━━━ Data records

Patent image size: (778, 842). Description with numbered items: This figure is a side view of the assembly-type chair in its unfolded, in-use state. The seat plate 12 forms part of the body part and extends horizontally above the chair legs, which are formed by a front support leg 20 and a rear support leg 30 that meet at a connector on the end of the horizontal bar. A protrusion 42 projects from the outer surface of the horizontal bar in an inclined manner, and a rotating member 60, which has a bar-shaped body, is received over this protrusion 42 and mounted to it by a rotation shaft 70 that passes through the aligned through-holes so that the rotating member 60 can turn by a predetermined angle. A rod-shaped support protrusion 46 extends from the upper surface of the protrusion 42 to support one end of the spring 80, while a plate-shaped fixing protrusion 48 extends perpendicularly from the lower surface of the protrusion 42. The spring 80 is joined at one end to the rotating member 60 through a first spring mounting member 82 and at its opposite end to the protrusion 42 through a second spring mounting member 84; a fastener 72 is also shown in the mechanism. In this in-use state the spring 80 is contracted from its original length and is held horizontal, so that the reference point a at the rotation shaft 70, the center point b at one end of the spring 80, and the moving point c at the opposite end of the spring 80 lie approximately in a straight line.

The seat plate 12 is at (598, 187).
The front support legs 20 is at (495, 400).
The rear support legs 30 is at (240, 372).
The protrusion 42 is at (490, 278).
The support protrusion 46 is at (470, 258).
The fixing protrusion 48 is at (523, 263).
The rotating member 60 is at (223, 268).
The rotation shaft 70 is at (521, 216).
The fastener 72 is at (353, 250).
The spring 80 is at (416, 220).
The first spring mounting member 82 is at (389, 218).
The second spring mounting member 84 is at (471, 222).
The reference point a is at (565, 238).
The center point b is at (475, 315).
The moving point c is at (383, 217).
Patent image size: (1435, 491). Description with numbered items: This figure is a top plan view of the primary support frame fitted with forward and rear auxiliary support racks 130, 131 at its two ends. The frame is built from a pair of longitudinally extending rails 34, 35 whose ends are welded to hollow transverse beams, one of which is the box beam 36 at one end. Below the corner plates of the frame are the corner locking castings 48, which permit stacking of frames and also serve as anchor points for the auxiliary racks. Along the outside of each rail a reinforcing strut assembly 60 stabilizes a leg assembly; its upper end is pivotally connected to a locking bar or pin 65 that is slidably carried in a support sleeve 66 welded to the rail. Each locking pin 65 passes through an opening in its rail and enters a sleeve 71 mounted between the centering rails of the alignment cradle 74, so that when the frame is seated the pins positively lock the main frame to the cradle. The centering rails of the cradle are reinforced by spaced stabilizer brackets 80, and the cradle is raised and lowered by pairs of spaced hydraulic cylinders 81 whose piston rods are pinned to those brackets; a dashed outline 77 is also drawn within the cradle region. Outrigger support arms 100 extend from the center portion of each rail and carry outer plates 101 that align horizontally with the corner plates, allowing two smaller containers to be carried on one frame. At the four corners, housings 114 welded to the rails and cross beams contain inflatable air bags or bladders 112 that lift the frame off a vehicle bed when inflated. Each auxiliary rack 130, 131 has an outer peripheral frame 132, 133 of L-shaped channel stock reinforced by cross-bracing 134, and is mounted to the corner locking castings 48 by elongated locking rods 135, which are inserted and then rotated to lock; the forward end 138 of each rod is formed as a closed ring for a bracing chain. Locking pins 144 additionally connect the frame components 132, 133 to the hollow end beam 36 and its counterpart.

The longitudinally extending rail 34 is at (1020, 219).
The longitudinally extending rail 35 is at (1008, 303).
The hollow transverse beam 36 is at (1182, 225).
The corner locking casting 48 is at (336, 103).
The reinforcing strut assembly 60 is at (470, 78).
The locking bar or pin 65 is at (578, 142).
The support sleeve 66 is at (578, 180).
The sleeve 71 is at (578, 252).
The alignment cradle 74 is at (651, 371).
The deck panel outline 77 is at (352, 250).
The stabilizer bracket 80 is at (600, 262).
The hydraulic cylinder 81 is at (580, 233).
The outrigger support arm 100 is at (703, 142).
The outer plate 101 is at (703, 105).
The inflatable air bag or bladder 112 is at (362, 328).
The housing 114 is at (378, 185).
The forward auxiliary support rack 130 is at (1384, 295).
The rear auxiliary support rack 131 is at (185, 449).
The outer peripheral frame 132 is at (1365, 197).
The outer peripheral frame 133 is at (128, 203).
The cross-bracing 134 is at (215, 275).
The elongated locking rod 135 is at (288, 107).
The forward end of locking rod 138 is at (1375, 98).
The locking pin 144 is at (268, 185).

━━━━━━

Direction: Can you render the lines from the start of the data through the line containing "The protrusion 42 is at (490, 278).", inclusive, as a JSON list of strings with one string per line and blank lines omitted?

Exercise result:
[
  "Patent image size: (778, 842). Description with numbered items: This figure is a side view of the assembly-type chair in its unfolded, in-use state. The seat plate 12 forms part of the body part and extends horizontally above the chair legs, which are formed by a front support leg 20 and a rear support leg 30 that meet at a connector on the end of the horizontal bar. A protrusion 42 projects from the outer surface of the horizontal bar in an inclined manner, and a rotating member 60, which has a bar-shaped body, is received over this protrusion 42 and mounted to it by a rotation shaft 70 that passes through the aligned through-holes so that the rotating member 60 can turn by a predetermined angle. A rod-shaped support protrusion 46 extends from the upper surface of the protrusion 42 to support one end of the spring 80, while a plate-shaped fixing protrusion 48 extends perpendicularly from the lower surface of the protrusion 42. The spring 80 is joined at one end to the rotating member 60 through a first spring mounting member 82 and at its opposite end to the protrusion 42 through a second spring mounting member 84; a fastener 72 is also shown in the mechanism. In this in-use state the spring 80 is contracted from its original length and is held horizontal, so that the reference point a at the rotation shaft 70, the center point b at one end of the spring 80, and the moving point c at the opposite end of the spring 80 lie approximately in a straight line.",
  "The seat plate 12 is at (598, 187).",
  "The front support legs 20 is at (495, 400).",
  "The rear support legs 30 is at (240, 372).",
  "The protrusion 42 is at (490, 278)."
]